Pick out each line in these entries that contains the string "anglash".

Dataset items:
======

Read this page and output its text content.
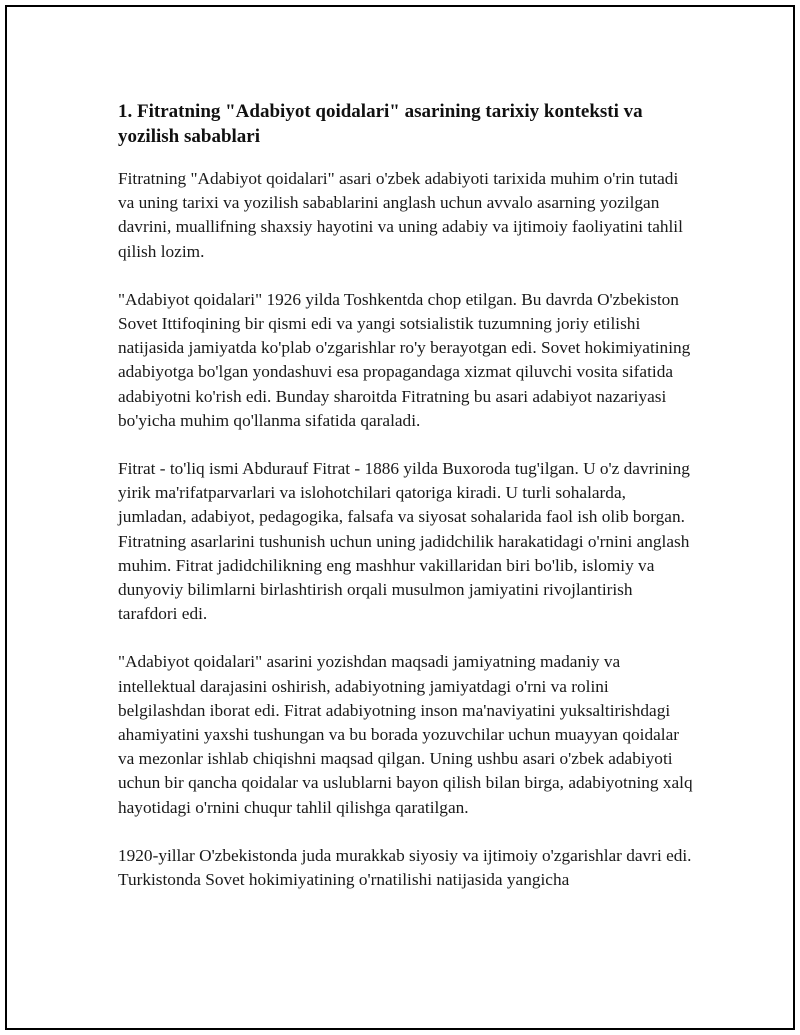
1. Fitratning "Adabiyot qoidalari" asarining tarixiy konteksti va yozilish sabablari

Fitratning "Adabiyot qoidalari" asari o'zbek adabiyoti tarixida muhim o'rin tutadi va uning tarixi va yozilish sabablarini anglash uchun avvalo asarning yozilgan davrini, muallifning shaxsiy hayotini va uning adabiy va ijtimoiy faoliyatini tahlil qilish lozim.

"Adabiyot qoidalari" 1926 yilda Toshkentda chop etilgan. Bu davrda O'zbekiston Sovet Ittifoqining bir qismi edi va yangi sotsialistik tuzumning joriy etilishi natijasida jamiyatda ko'plab o'zgarishlar ro'y berayotgan edi. Sovet hokimiyatining adabiyotga bo'lgan yondashuvi esa propagandaga xizmat qiluvchi vosita sifatida adabiyotni ko'rish edi. Bunday sharoitda Fitratning bu asari adabiyot nazariyasi bo'yicha muhim qo'llanma sifatida qaraladi.

Fitrat - to'liq ismi Abdurauf Fitrat - 1886 yilda Buxoroda tug'ilgan. U o'z davrining yirik ma'rifatparvarlari va islohotchilari qatoriga kiradi. U turli sohalarda, jumladan, adabiyot, pedagogika, falsafa va siyosat sohalarida faol ish olib borgan. Fitratning asarlarini tushunish uchun uning jadidchilik harakatidagi o'rnini anglash muhim. Fitrat jadidchilikning eng mashhur vakillaridan biri bo'lib, islomiy va dunyoviy bilimlarni birlashtirish orqali musulmon jamiyatini rivojlantirish tarafdori edi.

"Adabiyot qoidalari" asarini yozishdan maqsadi jamiyatning madaniy va intellektual darajasini oshirish, adabiyotning jamiyatdagi o'rni va rolini belgilashdan iborat edi. Fitrat adabiyotning inson ma'naviyatini yuksaltirishdagi ahamiyatini yaxshi tushungan va bu borada yozuvchilar uchun muayyan qoidalar va mezonlar ishlab chiqishni maqsad qilgan. Uning ushbu asari o'zbek adabiyoti uchun bir qancha qoidalar va uslublarni bayon qilish bilan birga, adabiyotning xalq hayotidagi o'rnini chuqur tahlil qilishga qaratilgan.

1920-yillar O'zbekistonda juda murakkab siyosiy va ijtimoiy o'zgarishlar davri edi. Turkistonda Sovet hokimiyatining o'rnatilishi natijasida yangicha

======

Expected answer:
Fitratning "Adabiyot qoidalari" asari o'zbek adabiyoti tarixida muhim o'rin tutadi va uning tarixi va yozilish sabablarini anglash uchun avvalo asarning yozilgan davrini, muallifning shaxsiy hayotini va uning adabiy va ijtimoiy faoliyatini tahlil qilish lozim.
Fitrat - to'liq ismi Abdurauf Fitrat - 1886 yilda Buxoroda tug'ilgan. U o'z davrining yirik ma'rifatparvarlari va islohotchilari qatoriga kiradi. U turli sohalarda, jumladan, adabiyot, pedagogika, falsafa va siyosat sohalarida faol ish olib borgan. Fitratning asarlarini tushunish uchun uning jadidchilik harakatidagi o'rnini anglash muhim. Fitrat jadidchilikning eng mashhur vakillaridan biri bo'lib, islomiy va dunyoviy bilimlarni birlashtirish orqali musulmon jamiyatini rivojlantirish tarafdori edi.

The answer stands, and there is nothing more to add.